Leave the pictures out. Return all other data exactly.

━━━━━━━━

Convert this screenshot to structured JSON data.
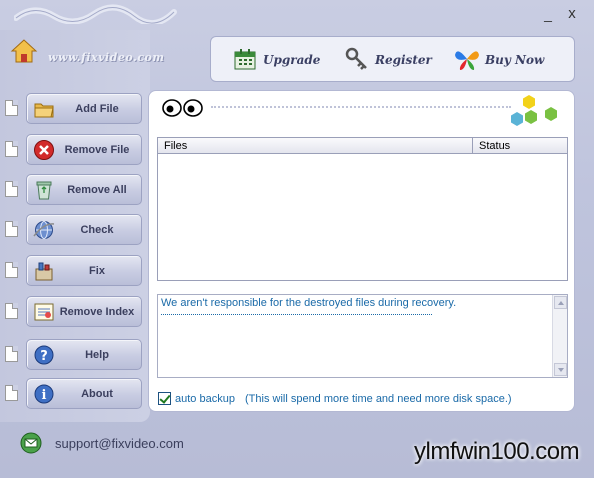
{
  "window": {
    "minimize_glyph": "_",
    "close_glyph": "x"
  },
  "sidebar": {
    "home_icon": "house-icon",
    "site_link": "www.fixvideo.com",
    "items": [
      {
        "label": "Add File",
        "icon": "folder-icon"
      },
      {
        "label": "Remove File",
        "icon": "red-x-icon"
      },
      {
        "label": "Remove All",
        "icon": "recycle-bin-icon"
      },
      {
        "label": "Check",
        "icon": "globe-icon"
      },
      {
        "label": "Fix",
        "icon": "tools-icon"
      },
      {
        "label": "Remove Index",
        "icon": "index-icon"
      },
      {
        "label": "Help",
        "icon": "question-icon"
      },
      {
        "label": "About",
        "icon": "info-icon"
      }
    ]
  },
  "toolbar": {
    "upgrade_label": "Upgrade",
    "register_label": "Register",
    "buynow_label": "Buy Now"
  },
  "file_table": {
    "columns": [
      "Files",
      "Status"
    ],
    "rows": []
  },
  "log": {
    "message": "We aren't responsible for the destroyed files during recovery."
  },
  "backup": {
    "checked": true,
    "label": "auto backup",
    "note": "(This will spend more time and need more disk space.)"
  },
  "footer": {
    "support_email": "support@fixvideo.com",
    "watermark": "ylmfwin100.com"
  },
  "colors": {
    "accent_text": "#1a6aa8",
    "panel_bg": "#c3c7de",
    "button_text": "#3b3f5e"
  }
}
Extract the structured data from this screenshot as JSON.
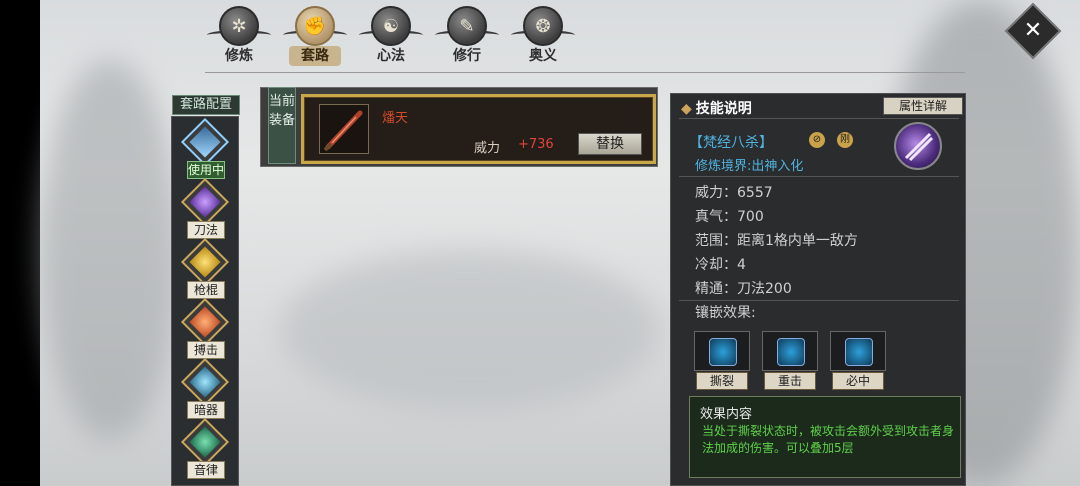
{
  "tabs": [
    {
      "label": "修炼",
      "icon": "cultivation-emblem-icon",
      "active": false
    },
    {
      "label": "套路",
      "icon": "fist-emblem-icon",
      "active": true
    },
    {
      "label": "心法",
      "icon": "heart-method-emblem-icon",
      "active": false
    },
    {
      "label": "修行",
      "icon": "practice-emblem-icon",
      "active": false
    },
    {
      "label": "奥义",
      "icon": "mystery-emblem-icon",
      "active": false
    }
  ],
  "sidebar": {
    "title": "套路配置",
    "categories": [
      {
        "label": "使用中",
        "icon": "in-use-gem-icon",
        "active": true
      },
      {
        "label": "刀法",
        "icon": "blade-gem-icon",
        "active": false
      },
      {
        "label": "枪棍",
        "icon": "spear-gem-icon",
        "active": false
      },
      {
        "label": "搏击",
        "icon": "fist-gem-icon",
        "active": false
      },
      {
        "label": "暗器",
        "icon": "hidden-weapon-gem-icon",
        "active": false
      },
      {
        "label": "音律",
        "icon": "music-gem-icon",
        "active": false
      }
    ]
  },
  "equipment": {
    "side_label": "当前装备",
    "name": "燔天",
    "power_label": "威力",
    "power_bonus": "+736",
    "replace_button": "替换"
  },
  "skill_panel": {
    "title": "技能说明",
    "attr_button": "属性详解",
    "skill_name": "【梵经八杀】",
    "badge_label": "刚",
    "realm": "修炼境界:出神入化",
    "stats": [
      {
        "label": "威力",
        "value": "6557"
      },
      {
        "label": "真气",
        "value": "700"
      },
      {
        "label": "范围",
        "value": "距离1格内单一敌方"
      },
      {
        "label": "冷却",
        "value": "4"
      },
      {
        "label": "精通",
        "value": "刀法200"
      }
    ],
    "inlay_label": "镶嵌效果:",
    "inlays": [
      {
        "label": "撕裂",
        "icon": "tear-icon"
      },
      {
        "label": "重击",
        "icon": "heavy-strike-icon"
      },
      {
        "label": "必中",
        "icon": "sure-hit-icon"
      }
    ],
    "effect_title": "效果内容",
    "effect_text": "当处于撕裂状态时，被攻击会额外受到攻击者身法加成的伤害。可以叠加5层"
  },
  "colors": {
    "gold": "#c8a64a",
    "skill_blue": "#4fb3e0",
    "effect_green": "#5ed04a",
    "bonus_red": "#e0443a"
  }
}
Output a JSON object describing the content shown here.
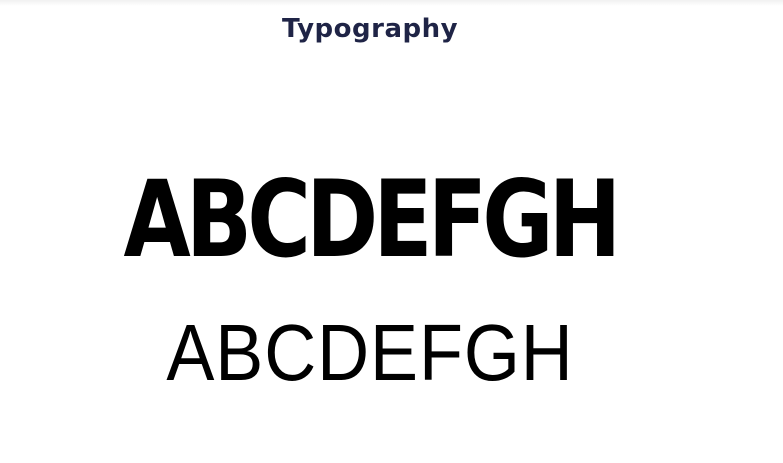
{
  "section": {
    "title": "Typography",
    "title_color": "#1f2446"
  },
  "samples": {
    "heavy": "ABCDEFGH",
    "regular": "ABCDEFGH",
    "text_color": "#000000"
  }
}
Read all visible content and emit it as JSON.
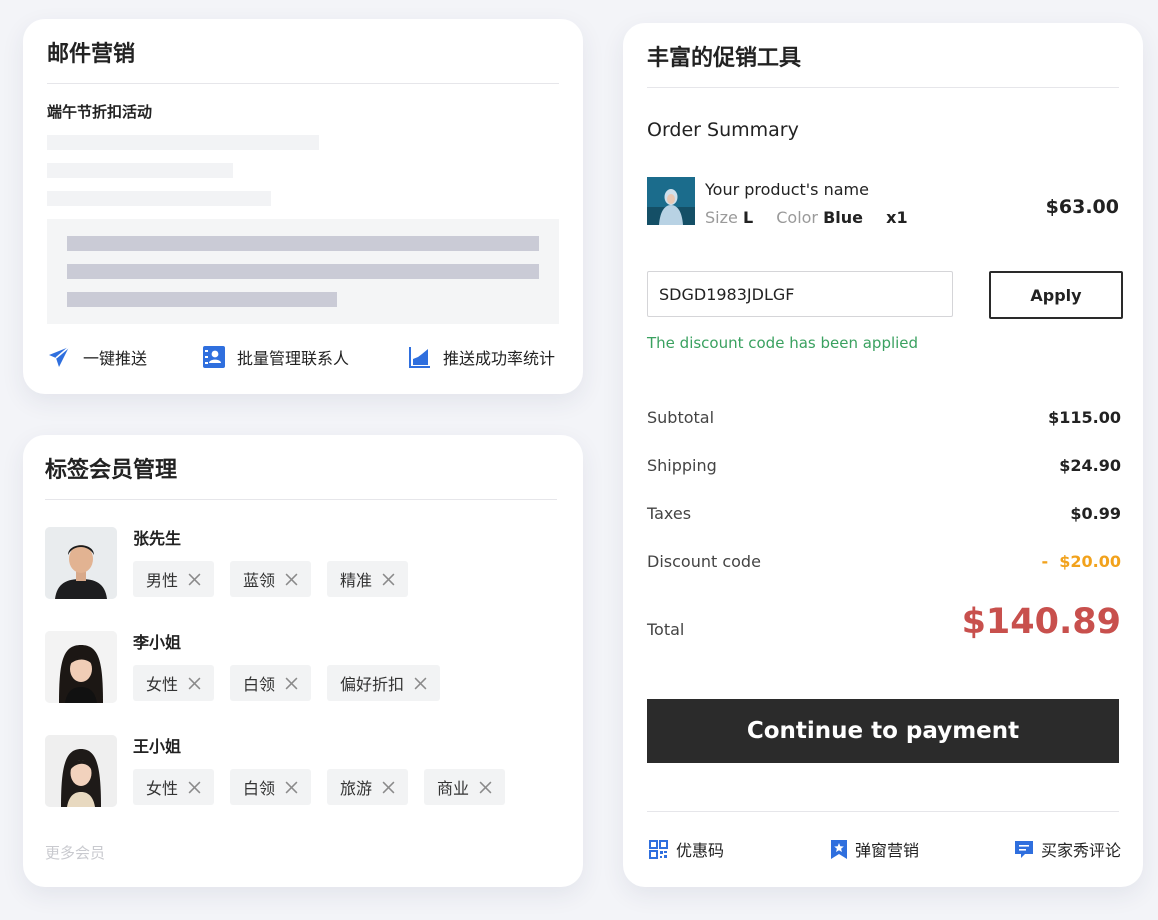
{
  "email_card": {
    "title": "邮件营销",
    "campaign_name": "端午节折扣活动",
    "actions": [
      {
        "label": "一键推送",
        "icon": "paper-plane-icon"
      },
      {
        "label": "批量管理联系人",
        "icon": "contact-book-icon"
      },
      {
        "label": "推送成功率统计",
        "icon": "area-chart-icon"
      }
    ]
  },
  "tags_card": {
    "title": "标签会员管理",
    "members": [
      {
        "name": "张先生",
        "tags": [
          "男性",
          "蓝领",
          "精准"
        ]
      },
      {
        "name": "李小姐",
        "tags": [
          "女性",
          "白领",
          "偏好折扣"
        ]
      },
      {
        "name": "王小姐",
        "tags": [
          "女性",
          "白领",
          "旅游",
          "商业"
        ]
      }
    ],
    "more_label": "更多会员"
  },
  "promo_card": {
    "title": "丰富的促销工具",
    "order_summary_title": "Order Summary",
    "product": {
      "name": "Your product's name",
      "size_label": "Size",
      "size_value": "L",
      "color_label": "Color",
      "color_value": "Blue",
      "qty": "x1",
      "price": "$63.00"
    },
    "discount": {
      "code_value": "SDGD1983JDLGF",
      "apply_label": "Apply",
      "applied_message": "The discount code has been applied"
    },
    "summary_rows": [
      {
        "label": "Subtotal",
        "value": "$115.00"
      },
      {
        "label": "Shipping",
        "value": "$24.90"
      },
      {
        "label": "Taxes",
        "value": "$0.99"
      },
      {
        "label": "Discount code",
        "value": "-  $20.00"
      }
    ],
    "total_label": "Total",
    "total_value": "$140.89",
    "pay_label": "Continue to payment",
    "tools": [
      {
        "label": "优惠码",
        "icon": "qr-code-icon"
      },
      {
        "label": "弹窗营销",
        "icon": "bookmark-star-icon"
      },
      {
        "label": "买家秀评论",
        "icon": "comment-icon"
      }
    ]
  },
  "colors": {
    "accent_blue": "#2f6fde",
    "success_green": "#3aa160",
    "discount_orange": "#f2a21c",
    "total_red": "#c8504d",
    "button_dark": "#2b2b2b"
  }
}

━━━━━━━━

Response:
Convert this screenshot to structured JSON data.
{
  "window": {
    "minimize_glyph": "_",
    "close_glyph": "x"
  },
  "sidebar": {
    "home_icon": "house-icon",
    "site_link": "www.fixvideo.com",
    "items": [
      {
        "label": "Add File",
        "icon": "folder-icon"
      },
      {
        "label": "Remove File",
        "icon": "red-x-icon"
      },
      {
        "label": "Remove All",
        "icon": "recycle-bin-icon"
      },
      {
        "label": "Check",
        "icon": "globe-icon"
      },
      {
        "label": "Fix",
        "icon": "tools-icon"
      },
      {
        "label": "Remove Index",
        "icon": "index-icon"
      },
      {
        "label": "Help",
        "icon": "question-icon"
      },
      {
        "label": "About",
        "icon": "info-icon"
      }
    ]
  },
  "toolbar": {
    "upgrade_label": "Upgrade",
    "register_label": "Register",
    "buynow_label": "Buy Now"
  },
  "file_table": {
    "columns": [
      "Files",
      "Status"
    ],
    "rows": []
  },
  "log": {
    "message": "We aren't responsible for the destroyed files during recovery."
  },
  "backup": {
    "checked": true,
    "label": "auto backup",
    "note": "(This will spend more time and need more disk space.)"
  },
  "footer": {
    "support_email": "support@fixvideo.com",
    "watermark": "ylmfwin100.com"
  },
  "colors": {
    "accent_text": "#1a6aa8",
    "panel_bg": "#c3c7de",
    "button_text": "#3b3f5e"
  }
}
Extract the structured data from this screenshot as JSON.
{
  "tabs": [
    {
      "label": "修炼",
      "icon": "cultivation-emblem-icon",
      "active": false
    },
    {
      "label": "套路",
      "icon": "fist-emblem-icon",
      "active": true
    },
    {
      "label": "心法",
      "icon": "heart-method-emblem-icon",
      "active": false
    },
    {
      "label": "修行",
      "icon": "practice-emblem-icon",
      "active": false
    },
    {
      "label": "奥义",
      "icon": "mystery-emblem-icon",
      "active": false
    }
  ],
  "sidebar": {
    "title": "套路配置",
    "categories": [
      {
        "label": "使用中",
        "icon": "in-use-gem-icon",
        "active": true
      },
      {
        "label": "刀法",
        "icon": "blade-gem-icon",
        "active": false
      },
      {
        "label": "枪棍",
        "icon": "spear-gem-icon",
        "active": false
      },
      {
        "label": "搏击",
        "icon": "fist-gem-icon",
        "active": false
      },
      {
        "label": "暗器",
        "icon": "hidden-weapon-gem-icon",
        "active": false
      },
      {
        "label": "音律",
        "icon": "music-gem-icon",
        "active": false
      }
    ]
  },
  "equipment": {
    "side_label": "当前装备",
    "name": "燔天",
    "power_label": "威力",
    "power_bonus": "+736",
    "replace_button": "替换"
  },
  "skill_panel": {
    "title": "技能说明",
    "attr_button": "属性详解",
    "skill_name": "【梵经八杀】",
    "badge_label": "刚",
    "realm": "修炼境界:出神入化",
    "stats": [
      {
        "label": "威力",
        "value": "6557"
      },
      {
        "label": "真气",
        "value": "700"
      },
      {
        "label": "范围",
        "value": "距离1格内单一敌方"
      },
      {
        "label": "冷却",
        "value": "4"
      },
      {
        "label": "精通",
        "value": "刀法200"
      }
    ],
    "inlay_label": "镶嵌效果:",
    "inlays": [
      {
        "label": "撕裂",
        "icon": "tear-icon"
      },
      {
        "label": "重击",
        "icon": "heavy-strike-icon"
      },
      {
        "label": "必中",
        "icon": "sure-hit-icon"
      }
    ],
    "effect_title": "效果内容",
    "effect_text": "当处于撕裂状态时，被攻击会额外受到攻击者身法加成的伤害。可以叠加5层"
  },
  "colors": {
    "gold": "#c8a64a",
    "skill_blue": "#4fb3e0",
    "effect_green": "#5ed04a",
    "bonus_red": "#e0443a"
  }
}
Output a JSON object describing the content shown here.
{
  "section": {
    "title": "Typography",
    "title_color": "#1f2446"
  },
  "samples": {
    "heavy": "ABCDEFGH",
    "regular": "ABCDEFGH",
    "text_color": "#000000"
  }
}
Read all visible content and emit it as JSON.
{
  "email_card": {
    "title": "邮件营销",
    "campaign_name": "端午节折扣活动",
    "actions": [
      {
        "label": "一键推送",
        "icon": "paper-plane-icon"
      },
      {
        "label": "批量管理联系人",
        "icon": "contact-book-icon"
      },
      {
        "label": "推送成功率统计",
        "icon": "area-chart-icon"
      }
    ]
  },
  "tags_card": {
    "title": "标签会员管理",
    "members": [
      {
        "name": "张先生",
        "tags": [
          "男性",
          "蓝领",
          "精准"
        ]
      },
      {
        "name": "李小姐",
        "tags": [
          "女性",
          "白领",
          "偏好折扣"
        ]
      },
      {
        "name": "王小姐",
        "tags": [
          "女性",
          "白领",
          "旅游",
          "商业"
        ]
      }
    ],
    "more_label": "更多会员"
  },
  "promo_card": {
    "title": "丰富的促销工具",
    "order_summary_title": "Order Summary",
    "product": {
      "name": "Your product's name",
      "size_label": "Size",
      "size_value": "L",
      "color_label": "Color",
      "color_value": "Blue",
      "qty": "x1",
      "price": "$63.00"
    },
    "discount": {
      "code_value": "SDGD1983JDLGF",
      "apply_label": "Apply",
      "applied_message": "The discount code has been applied"
    },
    "summary_rows": [
      {
        "label": "Subtotal",
        "value": "$115.00"
      },
      {
        "label": "Shipping",
        "value": "$24.90"
      },
      {
        "label": "Taxes",
        "value": "$0.99"
      },
      {
        "label": "Discount code",
        "value": "-  $20.00"
      }
    ],
    "total_label": "Total",
    "total_value": "$140.89",
    "pay_label": "Continue to payment",
    "tools": [
      {
        "label": "优惠码",
        "icon": "qr-code-icon"
      },
      {
        "label": "弹窗营销",
        "icon": "bookmark-star-icon"
      },
      {
        "label": "买家秀评论",
        "icon": "comment-icon"
      }
    ]
  },
  "colors": {
    "accent_blue": "#2f6fde",
    "success_green": "#3aa160",
    "discount_orange": "#f2a21c",
    "total_red": "#c8504d",
    "button_dark": "#2b2b2b"
  }
}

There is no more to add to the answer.